▶ _Task objective_: Lines containing the string "долю" are to be collected in full.

▶ _Input_:
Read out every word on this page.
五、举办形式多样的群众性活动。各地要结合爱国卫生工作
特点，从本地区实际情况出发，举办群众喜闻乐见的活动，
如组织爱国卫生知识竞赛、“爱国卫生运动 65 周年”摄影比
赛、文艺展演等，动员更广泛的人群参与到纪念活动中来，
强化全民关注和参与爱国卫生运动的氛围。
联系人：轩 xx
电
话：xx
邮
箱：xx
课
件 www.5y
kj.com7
==
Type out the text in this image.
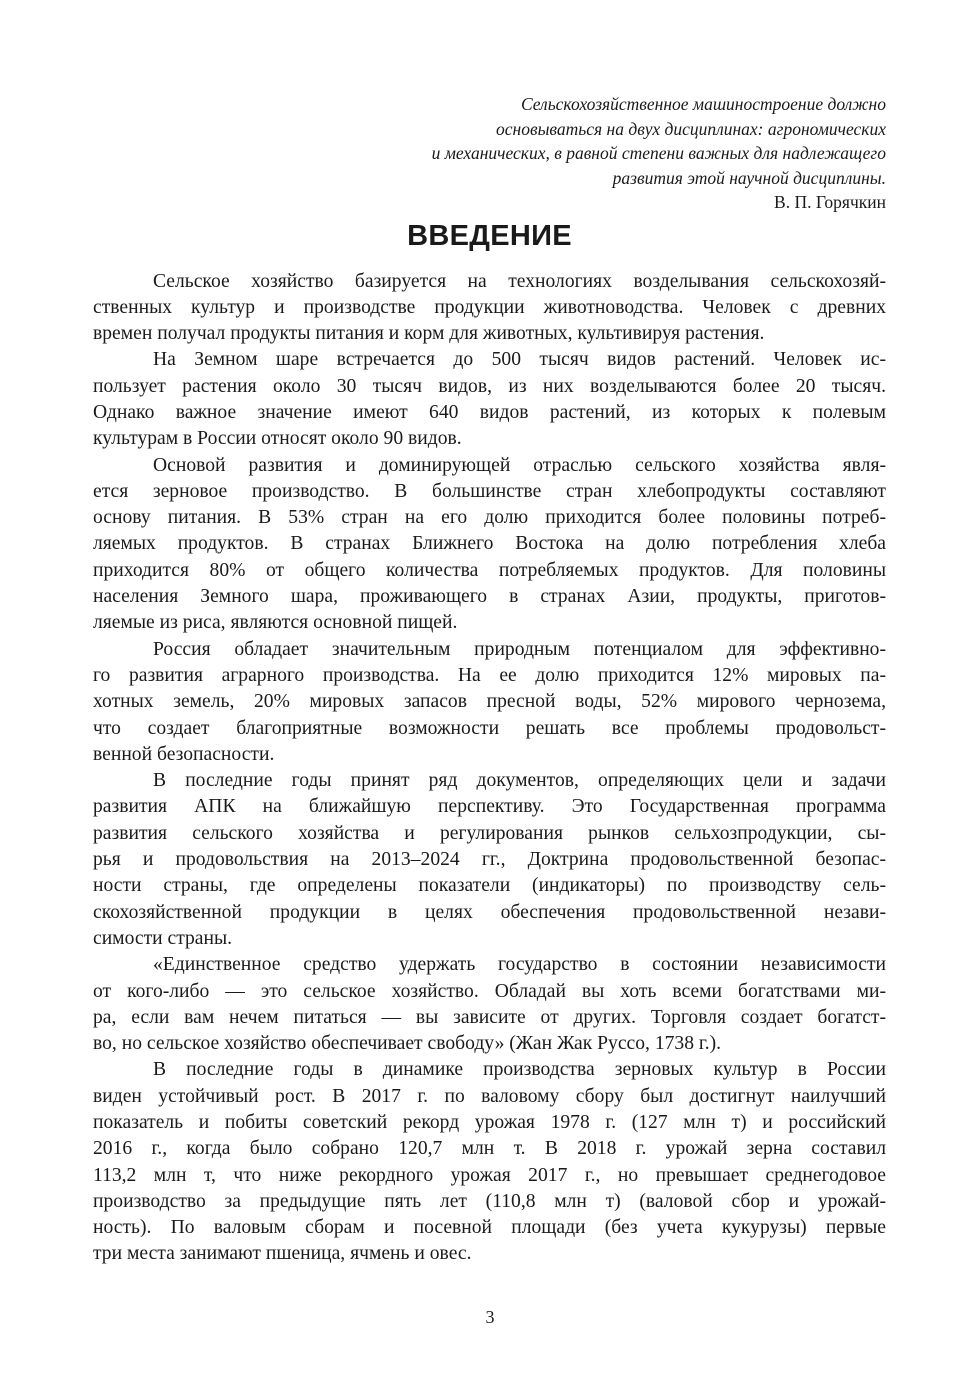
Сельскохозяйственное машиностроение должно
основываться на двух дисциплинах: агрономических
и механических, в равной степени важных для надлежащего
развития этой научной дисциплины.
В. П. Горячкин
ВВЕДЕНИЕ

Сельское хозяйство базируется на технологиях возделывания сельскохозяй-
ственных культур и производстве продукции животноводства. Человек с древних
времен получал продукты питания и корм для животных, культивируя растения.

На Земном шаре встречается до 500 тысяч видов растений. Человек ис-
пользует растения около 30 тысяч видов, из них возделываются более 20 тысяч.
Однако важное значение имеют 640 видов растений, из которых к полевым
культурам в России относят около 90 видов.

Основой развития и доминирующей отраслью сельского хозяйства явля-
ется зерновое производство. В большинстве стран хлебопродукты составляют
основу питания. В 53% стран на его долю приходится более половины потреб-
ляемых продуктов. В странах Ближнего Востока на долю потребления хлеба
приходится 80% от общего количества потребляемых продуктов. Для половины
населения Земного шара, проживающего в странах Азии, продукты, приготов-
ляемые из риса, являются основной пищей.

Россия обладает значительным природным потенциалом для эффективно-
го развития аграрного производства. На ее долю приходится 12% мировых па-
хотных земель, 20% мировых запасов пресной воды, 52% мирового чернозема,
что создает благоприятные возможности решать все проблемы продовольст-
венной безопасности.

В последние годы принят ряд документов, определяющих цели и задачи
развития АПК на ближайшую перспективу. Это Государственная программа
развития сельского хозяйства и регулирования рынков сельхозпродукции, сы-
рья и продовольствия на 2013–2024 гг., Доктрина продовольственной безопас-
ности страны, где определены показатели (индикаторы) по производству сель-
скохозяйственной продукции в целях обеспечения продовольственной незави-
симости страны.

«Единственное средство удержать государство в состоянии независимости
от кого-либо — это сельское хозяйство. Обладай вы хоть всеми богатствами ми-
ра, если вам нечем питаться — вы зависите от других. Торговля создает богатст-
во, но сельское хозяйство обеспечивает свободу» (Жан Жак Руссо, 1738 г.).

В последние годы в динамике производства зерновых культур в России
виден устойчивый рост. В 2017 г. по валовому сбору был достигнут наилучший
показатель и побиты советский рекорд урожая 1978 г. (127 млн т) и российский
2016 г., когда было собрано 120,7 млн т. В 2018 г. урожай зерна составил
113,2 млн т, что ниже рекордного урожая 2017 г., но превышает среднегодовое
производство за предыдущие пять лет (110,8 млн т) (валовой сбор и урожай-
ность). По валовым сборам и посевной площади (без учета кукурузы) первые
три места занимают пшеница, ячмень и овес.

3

▶ _Task response_:
основу питания. В 53% стран на его долю приходится более половины потреб-
ляемых продуктов. В странах Ближнего Востока на долю потребления хлеба
го развития аграрного производства. На ее долю приходится 12% мировых па-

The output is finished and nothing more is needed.